BEGIN

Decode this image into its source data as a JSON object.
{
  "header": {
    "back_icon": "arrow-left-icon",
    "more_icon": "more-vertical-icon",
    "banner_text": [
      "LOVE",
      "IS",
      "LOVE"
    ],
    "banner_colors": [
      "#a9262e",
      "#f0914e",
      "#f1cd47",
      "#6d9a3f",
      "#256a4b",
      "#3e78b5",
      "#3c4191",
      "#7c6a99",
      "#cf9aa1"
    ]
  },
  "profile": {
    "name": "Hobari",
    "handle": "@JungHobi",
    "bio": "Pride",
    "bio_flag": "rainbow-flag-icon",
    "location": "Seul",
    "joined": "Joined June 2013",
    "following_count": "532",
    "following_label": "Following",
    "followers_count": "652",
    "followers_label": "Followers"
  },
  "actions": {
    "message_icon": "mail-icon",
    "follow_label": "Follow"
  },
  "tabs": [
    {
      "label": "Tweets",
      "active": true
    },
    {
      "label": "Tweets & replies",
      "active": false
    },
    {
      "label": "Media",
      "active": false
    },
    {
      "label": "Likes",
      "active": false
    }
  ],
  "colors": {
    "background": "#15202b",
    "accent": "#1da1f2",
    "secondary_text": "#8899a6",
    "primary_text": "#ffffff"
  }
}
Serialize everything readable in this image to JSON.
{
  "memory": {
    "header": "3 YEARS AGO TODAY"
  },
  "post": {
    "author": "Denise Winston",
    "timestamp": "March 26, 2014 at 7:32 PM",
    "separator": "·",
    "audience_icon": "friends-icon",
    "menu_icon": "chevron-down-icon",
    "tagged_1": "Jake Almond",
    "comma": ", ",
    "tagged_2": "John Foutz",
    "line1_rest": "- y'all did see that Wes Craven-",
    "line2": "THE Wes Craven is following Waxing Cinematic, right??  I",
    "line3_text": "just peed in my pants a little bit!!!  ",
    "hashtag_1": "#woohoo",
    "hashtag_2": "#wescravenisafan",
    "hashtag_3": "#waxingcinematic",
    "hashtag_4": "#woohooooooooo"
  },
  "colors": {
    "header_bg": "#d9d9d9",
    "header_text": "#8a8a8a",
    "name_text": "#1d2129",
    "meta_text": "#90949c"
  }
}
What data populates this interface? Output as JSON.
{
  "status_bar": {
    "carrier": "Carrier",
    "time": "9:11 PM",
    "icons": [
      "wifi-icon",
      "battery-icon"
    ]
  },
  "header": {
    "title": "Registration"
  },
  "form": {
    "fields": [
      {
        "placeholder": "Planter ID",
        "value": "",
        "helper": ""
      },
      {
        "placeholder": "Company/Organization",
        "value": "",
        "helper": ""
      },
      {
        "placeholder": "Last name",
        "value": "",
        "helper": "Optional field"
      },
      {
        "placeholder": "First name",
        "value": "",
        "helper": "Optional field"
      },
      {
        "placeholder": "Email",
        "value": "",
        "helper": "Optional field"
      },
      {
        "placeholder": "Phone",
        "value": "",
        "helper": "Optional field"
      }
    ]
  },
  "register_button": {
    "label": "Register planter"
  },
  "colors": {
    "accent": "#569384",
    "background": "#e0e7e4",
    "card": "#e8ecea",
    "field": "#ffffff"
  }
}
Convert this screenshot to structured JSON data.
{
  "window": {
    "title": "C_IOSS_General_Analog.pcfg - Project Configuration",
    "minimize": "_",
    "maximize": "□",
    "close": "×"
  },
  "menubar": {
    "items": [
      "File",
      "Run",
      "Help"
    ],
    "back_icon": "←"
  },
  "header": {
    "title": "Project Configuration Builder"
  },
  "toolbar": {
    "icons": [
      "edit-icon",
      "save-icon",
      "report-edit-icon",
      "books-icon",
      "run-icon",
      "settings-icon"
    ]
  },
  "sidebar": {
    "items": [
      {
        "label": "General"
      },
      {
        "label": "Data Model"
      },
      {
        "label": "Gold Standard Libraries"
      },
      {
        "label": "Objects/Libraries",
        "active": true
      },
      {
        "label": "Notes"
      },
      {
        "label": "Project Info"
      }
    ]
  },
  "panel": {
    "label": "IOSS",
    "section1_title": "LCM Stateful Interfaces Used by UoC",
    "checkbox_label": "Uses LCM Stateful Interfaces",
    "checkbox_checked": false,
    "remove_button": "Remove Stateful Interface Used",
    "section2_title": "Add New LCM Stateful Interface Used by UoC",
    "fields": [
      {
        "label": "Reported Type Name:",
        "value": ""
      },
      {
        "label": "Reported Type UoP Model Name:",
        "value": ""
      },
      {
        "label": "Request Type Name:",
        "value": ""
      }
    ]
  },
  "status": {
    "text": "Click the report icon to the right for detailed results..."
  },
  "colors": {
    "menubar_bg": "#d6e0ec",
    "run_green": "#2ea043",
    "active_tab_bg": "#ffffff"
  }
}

END

→ **Task directions**: Write out all the entries exactly.

→ **Complete output**:
Decode this image into its source data as a JSON object.
{
  "header": {
    "back_icon": "arrow-left-icon",
    "more_icon": "more-vertical-icon",
    "banner_text": [
      "LOVE",
      "IS",
      "LOVE"
    ],
    "banner_colors": [
      "#a9262e",
      "#f0914e",
      "#f1cd47",
      "#6d9a3f",
      "#256a4b",
      "#3e78b5",
      "#3c4191",
      "#7c6a99",
      "#cf9aa1"
    ]
  },
  "profile": {
    "name": "Hobari",
    "handle": "@JungHobi",
    "bio": "Pride",
    "bio_flag": "rainbow-flag-icon",
    "location": "Seul",
    "joined": "Joined June 2013",
    "following_count": "532",
    "following_label": "Following",
    "followers_count": "652",
    "followers_label": "Followers"
  },
  "actions": {
    "message_icon": "mail-icon",
    "follow_label": "Follow"
  },
  "tabs": [
    {
      "label": "Tweets",
      "active": true
    },
    {
      "label": "Tweets & replies",
      "active": false
    },
    {
      "label": "Media",
      "active": false
    },
    {
      "label": "Likes",
      "active": false
    }
  ],
  "colors": {
    "background": "#15202b",
    "accent": "#1da1f2",
    "secondary_text": "#8899a6",
    "primary_text": "#ffffff"
  }
}
Serialize everything readable in this image to JSON.
{
  "memory": {
    "header": "3 YEARS AGO TODAY"
  },
  "post": {
    "author": "Denise Winston",
    "timestamp": "March 26, 2014 at 7:32 PM",
    "separator": "·",
    "audience_icon": "friends-icon",
    "menu_icon": "chevron-down-icon",
    "tagged_1": "Jake Almond",
    "comma": ", ",
    "tagged_2": "John Foutz",
    "line1_rest": "- y'all did see that Wes Craven-",
    "line2": "THE Wes Craven is following Waxing Cinematic, right??  I",
    "line3_text": "just peed in my pants a little bit!!!  ",
    "hashtag_1": "#woohoo",
    "hashtag_2": "#wescravenisafan",
    "hashtag_3": "#waxingcinematic",
    "hashtag_4": "#woohooooooooo"
  },
  "colors": {
    "header_bg": "#d9d9d9",
    "header_text": "#8a8a8a",
    "name_text": "#1d2129",
    "meta_text": "#90949c"
  }
}
What data populates this interface? Output as JSON.
{
  "status_bar": {
    "carrier": "Carrier",
    "time": "9:11 PM",
    "icons": [
      "wifi-icon",
      "battery-icon"
    ]
  },
  "header": {
    "title": "Registration"
  },
  "form": {
    "fields": [
      {
        "placeholder": "Planter ID",
        "value": "",
        "helper": ""
      },
      {
        "placeholder": "Company/Organization",
        "value": "",
        "helper": ""
      },
      {
        "placeholder": "Last name",
        "value": "",
        "helper": "Optional field"
      },
      {
        "placeholder": "First name",
        "value": "",
        "helper": "Optional field"
      },
      {
        "placeholder": "Email",
        "value": "",
        "helper": "Optional field"
      },
      {
        "placeholder": "Phone",
        "value": "",
        "helper": "Optional field"
      }
    ]
  },
  "register_button": {
    "label": "Register planter"
  },
  "colors": {
    "accent": "#569384",
    "background": "#e0e7e4",
    "card": "#e8ecea",
    "field": "#ffffff"
  }
}
Convert this screenshot to structured JSON data.
{
  "window": {
    "title": "C_IOSS_General_Analog.pcfg - Project Configuration",
    "minimize": "_",
    "maximize": "□",
    "close": "×"
  },
  "menubar": {
    "items": [
      "File",
      "Run",
      "Help"
    ],
    "back_icon": "←"
  },
  "header": {
    "title": "Project Configuration Builder"
  },
  "toolbar": {
    "icons": [
      "edit-icon",
      "save-icon",
      "report-edit-icon",
      "books-icon",
      "run-icon",
      "settings-icon"
    ]
  },
  "sidebar": {
    "items": [
      {
        "label": "General"
      },
      {
        "label": "Data Model"
      },
      {
        "label": "Gold Standard Libraries"
      },
      {
        "label": "Objects/Libraries",
        "active": true
      },
      {
        "label": "Notes"
      },
      {
        "label": "Project Info"
      }
    ]
  },
  "panel": {
    "label": "IOSS",
    "section1_title": "LCM Stateful Interfaces Used by UoC",
    "checkbox_label": "Uses LCM Stateful Interfaces",
    "checkbox_checked": false,
    "remove_button": "Remove Stateful Interface Used",
    "section2_title": "Add New LCM Stateful Interface Used by UoC",
    "fields": [
      {
        "label": "Reported Type Name:",
        "value": ""
      },
      {
        "label": "Reported Type UoP Model Name:",
        "value": ""
      },
      {
        "label": "Request Type Name:",
        "value": ""
      }
    ]
  },
  "status": {
    "text": "Click the report icon to the right for detailed results..."
  },
  "colors": {
    "menubar_bg": "#d6e0ec",
    "run_green": "#2ea043",
    "active_tab_bg": "#ffffff"
  }
}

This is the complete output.